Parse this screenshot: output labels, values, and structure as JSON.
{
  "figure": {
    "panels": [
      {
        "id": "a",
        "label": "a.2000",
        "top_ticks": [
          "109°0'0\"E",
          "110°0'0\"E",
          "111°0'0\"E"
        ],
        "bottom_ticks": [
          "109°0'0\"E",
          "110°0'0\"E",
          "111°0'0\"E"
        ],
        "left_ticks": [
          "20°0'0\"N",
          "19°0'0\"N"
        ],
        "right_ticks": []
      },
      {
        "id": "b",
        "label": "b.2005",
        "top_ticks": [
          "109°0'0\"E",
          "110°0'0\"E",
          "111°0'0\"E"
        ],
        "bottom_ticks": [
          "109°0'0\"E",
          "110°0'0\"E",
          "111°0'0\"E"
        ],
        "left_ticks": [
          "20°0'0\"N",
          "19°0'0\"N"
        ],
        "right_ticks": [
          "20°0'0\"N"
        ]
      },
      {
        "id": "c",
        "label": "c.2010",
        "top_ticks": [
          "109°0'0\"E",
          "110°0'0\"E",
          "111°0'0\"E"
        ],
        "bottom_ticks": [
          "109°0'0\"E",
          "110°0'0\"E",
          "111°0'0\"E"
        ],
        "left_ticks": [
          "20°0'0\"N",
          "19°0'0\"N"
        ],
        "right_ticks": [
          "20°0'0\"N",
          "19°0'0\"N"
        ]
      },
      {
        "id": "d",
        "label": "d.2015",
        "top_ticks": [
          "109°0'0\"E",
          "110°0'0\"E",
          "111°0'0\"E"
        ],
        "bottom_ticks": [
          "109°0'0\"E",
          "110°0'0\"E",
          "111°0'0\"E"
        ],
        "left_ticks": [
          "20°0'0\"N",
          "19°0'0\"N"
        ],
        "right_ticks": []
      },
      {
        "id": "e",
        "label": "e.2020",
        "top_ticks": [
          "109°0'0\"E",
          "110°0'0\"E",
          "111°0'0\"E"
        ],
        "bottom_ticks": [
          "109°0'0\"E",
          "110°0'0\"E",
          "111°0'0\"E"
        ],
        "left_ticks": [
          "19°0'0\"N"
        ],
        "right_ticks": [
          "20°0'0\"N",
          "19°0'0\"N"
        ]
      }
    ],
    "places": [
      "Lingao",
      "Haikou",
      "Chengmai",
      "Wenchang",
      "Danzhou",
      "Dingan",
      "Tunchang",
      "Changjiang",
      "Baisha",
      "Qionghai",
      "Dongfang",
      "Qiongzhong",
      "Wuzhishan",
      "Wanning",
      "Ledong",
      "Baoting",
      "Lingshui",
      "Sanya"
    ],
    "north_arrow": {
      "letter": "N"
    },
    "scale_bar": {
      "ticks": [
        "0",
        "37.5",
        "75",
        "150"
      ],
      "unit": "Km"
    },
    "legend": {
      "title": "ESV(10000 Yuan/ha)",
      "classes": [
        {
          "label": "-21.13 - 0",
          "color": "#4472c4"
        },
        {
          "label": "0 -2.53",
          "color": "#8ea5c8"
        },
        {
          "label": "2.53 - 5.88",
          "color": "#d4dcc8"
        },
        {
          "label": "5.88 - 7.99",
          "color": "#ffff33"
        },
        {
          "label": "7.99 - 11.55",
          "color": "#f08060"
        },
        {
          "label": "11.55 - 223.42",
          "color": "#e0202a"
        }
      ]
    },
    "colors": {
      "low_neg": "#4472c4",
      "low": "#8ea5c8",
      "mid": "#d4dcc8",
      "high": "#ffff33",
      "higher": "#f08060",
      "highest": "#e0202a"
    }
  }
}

- - - - - - -

**WRITTEN INSTRUCTION**: Write out all of the records above exactly as they appear.

**SOLVED EXERCISE**:
Parse this screenshot: output labels, values, and structure as JSON.
{
  "figure": {
    "panels": [
      {
        "id": "a",
        "label": "a.2000",
        "top_ticks": [
          "109°0'0\"E",
          "110°0'0\"E",
          "111°0'0\"E"
        ],
        "bottom_ticks": [
          "109°0'0\"E",
          "110°0'0\"E",
          "111°0'0\"E"
        ],
        "left_ticks": [
          "20°0'0\"N",
          "19°0'0\"N"
        ],
        "right_ticks": []
      },
      {
        "id": "b",
        "label": "b.2005",
        "top_ticks": [
          "109°0'0\"E",
          "110°0'0\"E",
          "111°0'0\"E"
        ],
        "bottom_ticks": [
          "109°0'0\"E",
          "110°0'0\"E",
          "111°0'0\"E"
        ],
        "left_ticks": [
          "20°0'0\"N",
          "19°0'0\"N"
        ],
        "right_ticks": [
          "20°0'0\"N"
        ]
      },
      {
        "id": "c",
        "label": "c.2010",
        "top_ticks": [
          "109°0'0\"E",
          "110°0'0\"E",
          "111°0'0\"E"
        ],
        "bottom_ticks": [
          "109°0'0\"E",
          "110°0'0\"E",
          "111°0'0\"E"
        ],
        "left_ticks": [
          "20°0'0\"N",
          "19°0'0\"N"
        ],
        "right_ticks": [
          "20°0'0\"N",
          "19°0'0\"N"
        ]
      },
      {
        "id": "d",
        "label": "d.2015",
        "top_ticks": [
          "109°0'0\"E",
          "110°0'0\"E",
          "111°0'0\"E"
        ],
        "bottom_ticks": [
          "109°0'0\"E",
          "110°0'0\"E",
          "111°0'0\"E"
        ],
        "left_ticks": [
          "20°0'0\"N",
          "19°0'0\"N"
        ],
        "right_ticks": []
      },
      {
        "id": "e",
        "label": "e.2020",
        "top_ticks": [
          "109°0'0\"E",
          "110°0'0\"E",
          "111°0'0\"E"
        ],
        "bottom_ticks": [
          "109°0'0\"E",
          "110°0'0\"E",
          "111°0'0\"E"
        ],
        "left_ticks": [
          "19°0'0\"N"
        ],
        "right_ticks": [
          "20°0'0\"N",
          "19°0'0\"N"
        ]
      }
    ],
    "places": [
      "Lingao",
      "Haikou",
      "Chengmai",
      "Wenchang",
      "Danzhou",
      "Dingan",
      "Tunchang",
      "Changjiang",
      "Baisha",
      "Qionghai",
      "Dongfang",
      "Qiongzhong",
      "Wuzhishan",
      "Wanning",
      "Ledong",
      "Baoting",
      "Lingshui",
      "Sanya"
    ],
    "north_arrow": {
      "letter": "N"
    },
    "scale_bar": {
      "ticks": [
        "0",
        "37.5",
        "75",
        "150"
      ],
      "unit": "Km"
    },
    "legend": {
      "title": "ESV(10000 Yuan/ha)",
      "classes": [
        {
          "label": "-21.13 - 0",
          "color": "#4472c4"
        },
        {
          "label": "0 -2.53",
          "color": "#8ea5c8"
        },
        {
          "label": "2.53 - 5.88",
          "color": "#d4dcc8"
        },
        {
          "label": "5.88 - 7.99",
          "color": "#ffff33"
        },
        {
          "label": "7.99 - 11.55",
          "color": "#f08060"
        },
        {
          "label": "11.55 - 223.42",
          "color": "#e0202a"
        }
      ]
    },
    "colors": {
      "low_neg": "#4472c4",
      "low": "#8ea5c8",
      "mid": "#d4dcc8",
      "high": "#ffff33",
      "higher": "#f08060",
      "highest": "#e0202a"
    }
  }
}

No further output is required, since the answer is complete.